Task requirements >> Read the listing below and copy out every line that holds "acceptable".

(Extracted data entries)
— Begin —
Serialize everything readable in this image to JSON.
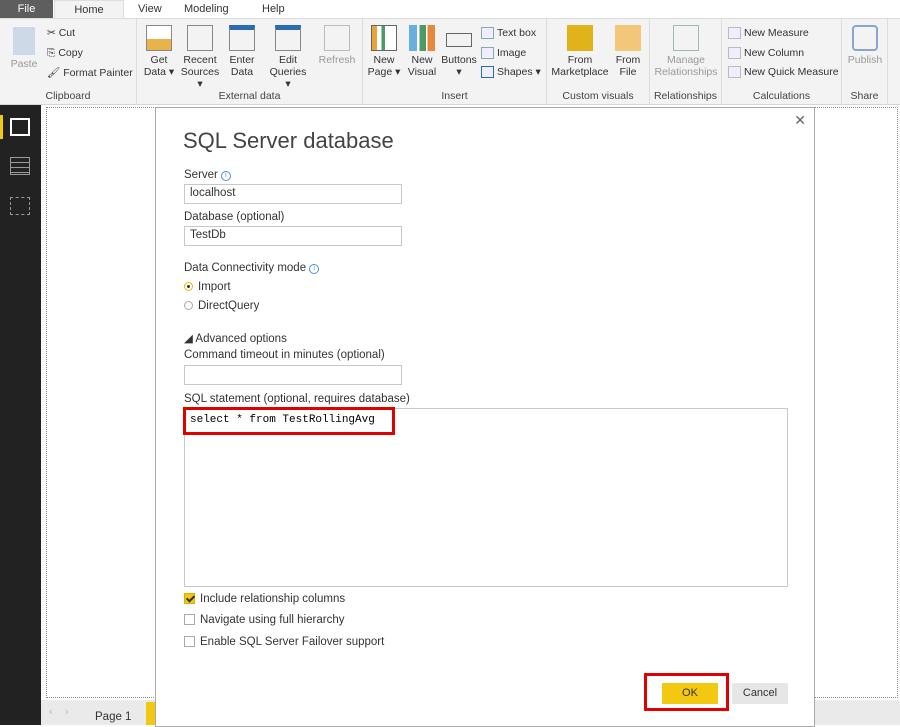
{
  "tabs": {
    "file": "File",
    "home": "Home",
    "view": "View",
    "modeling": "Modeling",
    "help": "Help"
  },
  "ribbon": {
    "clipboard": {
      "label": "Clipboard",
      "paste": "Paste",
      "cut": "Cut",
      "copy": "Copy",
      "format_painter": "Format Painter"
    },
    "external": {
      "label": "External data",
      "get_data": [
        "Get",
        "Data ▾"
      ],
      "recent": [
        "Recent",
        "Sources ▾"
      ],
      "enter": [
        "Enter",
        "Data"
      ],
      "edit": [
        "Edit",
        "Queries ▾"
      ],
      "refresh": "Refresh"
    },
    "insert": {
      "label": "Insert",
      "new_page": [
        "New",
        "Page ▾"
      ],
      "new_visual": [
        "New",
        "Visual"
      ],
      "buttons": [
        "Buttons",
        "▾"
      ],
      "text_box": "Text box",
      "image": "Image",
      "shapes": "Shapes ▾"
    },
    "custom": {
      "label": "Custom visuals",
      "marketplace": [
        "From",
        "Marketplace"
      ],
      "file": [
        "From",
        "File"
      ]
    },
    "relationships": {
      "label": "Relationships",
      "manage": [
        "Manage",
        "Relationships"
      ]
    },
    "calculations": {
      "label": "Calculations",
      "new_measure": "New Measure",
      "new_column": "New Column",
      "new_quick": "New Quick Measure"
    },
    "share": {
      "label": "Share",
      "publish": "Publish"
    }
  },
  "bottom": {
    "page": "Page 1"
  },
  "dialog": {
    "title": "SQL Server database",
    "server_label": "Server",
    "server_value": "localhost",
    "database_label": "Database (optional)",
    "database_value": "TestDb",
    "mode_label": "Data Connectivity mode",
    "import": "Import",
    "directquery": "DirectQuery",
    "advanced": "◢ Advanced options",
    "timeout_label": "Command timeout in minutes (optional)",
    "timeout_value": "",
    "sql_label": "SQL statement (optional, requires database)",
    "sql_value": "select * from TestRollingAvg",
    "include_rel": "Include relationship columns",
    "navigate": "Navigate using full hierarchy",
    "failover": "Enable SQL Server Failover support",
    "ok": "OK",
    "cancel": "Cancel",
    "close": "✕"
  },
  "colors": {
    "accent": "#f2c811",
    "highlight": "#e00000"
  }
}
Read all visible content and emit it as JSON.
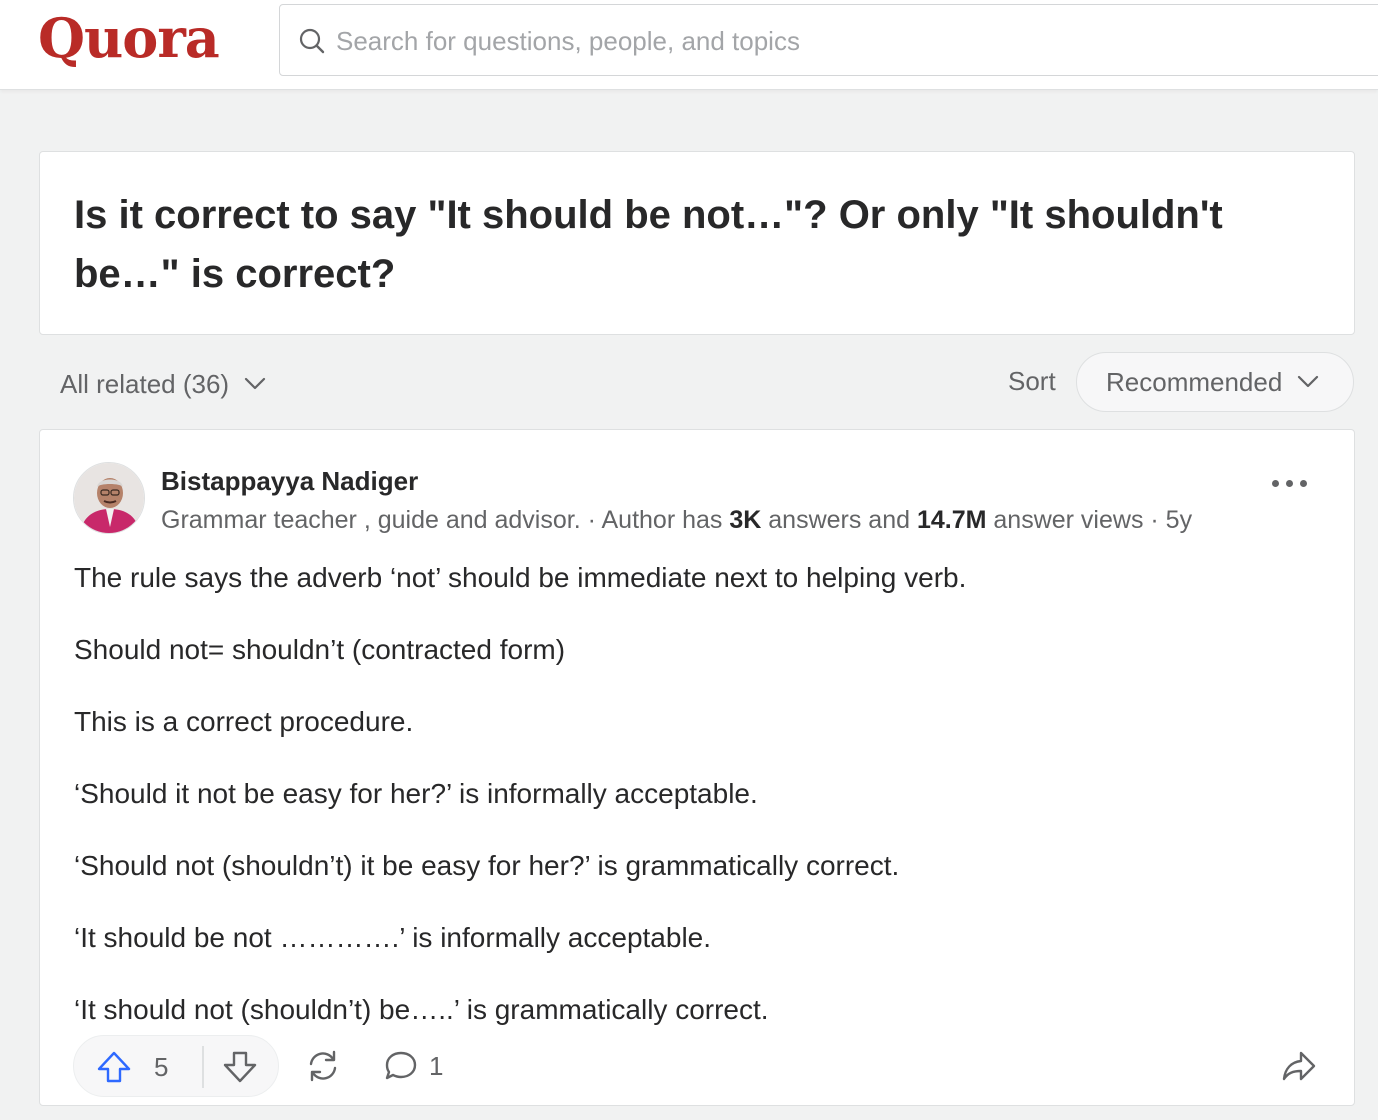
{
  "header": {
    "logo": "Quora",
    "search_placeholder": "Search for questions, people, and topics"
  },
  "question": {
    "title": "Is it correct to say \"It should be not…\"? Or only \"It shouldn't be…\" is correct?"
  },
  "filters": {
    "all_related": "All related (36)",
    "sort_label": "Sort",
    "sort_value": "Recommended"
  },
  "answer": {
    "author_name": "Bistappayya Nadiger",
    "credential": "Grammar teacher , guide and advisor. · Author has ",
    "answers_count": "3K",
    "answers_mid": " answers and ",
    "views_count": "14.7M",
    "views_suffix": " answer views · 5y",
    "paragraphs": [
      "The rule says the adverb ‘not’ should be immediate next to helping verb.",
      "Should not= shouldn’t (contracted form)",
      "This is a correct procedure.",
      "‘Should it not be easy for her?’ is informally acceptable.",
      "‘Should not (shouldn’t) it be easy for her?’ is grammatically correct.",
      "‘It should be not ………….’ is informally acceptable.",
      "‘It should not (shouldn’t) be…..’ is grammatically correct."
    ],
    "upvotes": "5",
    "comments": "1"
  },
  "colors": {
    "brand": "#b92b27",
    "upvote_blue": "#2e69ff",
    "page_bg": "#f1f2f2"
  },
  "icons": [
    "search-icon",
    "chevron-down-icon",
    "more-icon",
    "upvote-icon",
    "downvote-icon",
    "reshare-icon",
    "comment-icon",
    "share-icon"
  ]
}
— End —
— Begin —
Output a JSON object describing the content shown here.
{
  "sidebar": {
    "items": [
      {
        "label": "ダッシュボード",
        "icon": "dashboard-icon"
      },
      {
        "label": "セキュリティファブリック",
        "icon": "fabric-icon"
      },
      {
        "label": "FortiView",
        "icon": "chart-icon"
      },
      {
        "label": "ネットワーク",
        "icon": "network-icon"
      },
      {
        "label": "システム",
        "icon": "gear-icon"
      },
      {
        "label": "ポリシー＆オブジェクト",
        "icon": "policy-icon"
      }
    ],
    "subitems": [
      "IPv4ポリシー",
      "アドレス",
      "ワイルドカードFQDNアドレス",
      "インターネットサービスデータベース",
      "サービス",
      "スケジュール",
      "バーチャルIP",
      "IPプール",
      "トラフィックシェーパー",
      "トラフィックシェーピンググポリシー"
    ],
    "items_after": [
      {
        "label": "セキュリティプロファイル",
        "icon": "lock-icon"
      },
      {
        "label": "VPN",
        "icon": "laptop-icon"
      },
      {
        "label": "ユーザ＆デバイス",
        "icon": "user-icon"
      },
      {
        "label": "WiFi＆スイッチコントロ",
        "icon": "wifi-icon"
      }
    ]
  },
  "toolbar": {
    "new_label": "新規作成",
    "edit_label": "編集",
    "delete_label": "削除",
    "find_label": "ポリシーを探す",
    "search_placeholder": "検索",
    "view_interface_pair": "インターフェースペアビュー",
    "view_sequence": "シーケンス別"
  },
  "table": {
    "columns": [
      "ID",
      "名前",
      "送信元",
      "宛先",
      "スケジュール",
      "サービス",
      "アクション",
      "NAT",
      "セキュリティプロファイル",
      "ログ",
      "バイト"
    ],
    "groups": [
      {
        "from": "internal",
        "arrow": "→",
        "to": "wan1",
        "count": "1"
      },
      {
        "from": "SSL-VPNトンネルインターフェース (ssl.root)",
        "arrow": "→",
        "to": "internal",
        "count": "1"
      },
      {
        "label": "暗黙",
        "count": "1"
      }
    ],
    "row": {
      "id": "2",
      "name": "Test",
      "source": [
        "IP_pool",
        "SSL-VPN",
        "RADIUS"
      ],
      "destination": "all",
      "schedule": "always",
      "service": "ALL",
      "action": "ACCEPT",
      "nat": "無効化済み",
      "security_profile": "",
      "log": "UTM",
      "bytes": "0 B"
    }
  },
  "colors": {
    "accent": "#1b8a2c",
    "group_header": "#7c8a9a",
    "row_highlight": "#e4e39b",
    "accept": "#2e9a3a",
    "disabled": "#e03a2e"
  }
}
— End —
— Begin —
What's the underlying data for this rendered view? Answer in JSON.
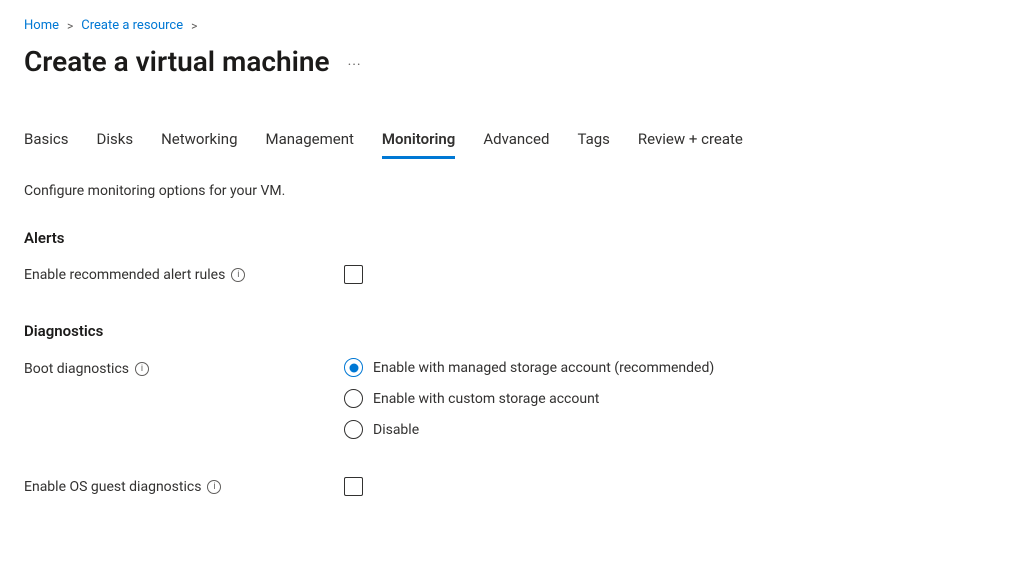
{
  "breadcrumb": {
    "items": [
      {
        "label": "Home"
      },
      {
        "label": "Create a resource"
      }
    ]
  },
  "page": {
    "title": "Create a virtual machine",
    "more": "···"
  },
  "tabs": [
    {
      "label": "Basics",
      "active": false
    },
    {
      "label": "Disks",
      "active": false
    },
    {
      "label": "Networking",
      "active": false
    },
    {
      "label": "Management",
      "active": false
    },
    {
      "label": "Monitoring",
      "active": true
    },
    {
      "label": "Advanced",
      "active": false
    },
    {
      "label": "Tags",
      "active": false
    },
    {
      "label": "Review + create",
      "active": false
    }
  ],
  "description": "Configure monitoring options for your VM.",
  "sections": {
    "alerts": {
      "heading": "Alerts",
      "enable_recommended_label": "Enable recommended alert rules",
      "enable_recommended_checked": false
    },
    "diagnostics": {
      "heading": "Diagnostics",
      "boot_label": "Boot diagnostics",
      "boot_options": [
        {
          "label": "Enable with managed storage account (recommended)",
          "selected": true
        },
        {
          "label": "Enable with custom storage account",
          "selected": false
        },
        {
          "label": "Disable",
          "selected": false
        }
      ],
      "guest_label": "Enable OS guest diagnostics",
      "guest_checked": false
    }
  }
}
— End —
Written response >>
      "‘Should it not be easy for her?’ is informally acceptable.",
      "‘It should be not ………….’ is informally acceptable.",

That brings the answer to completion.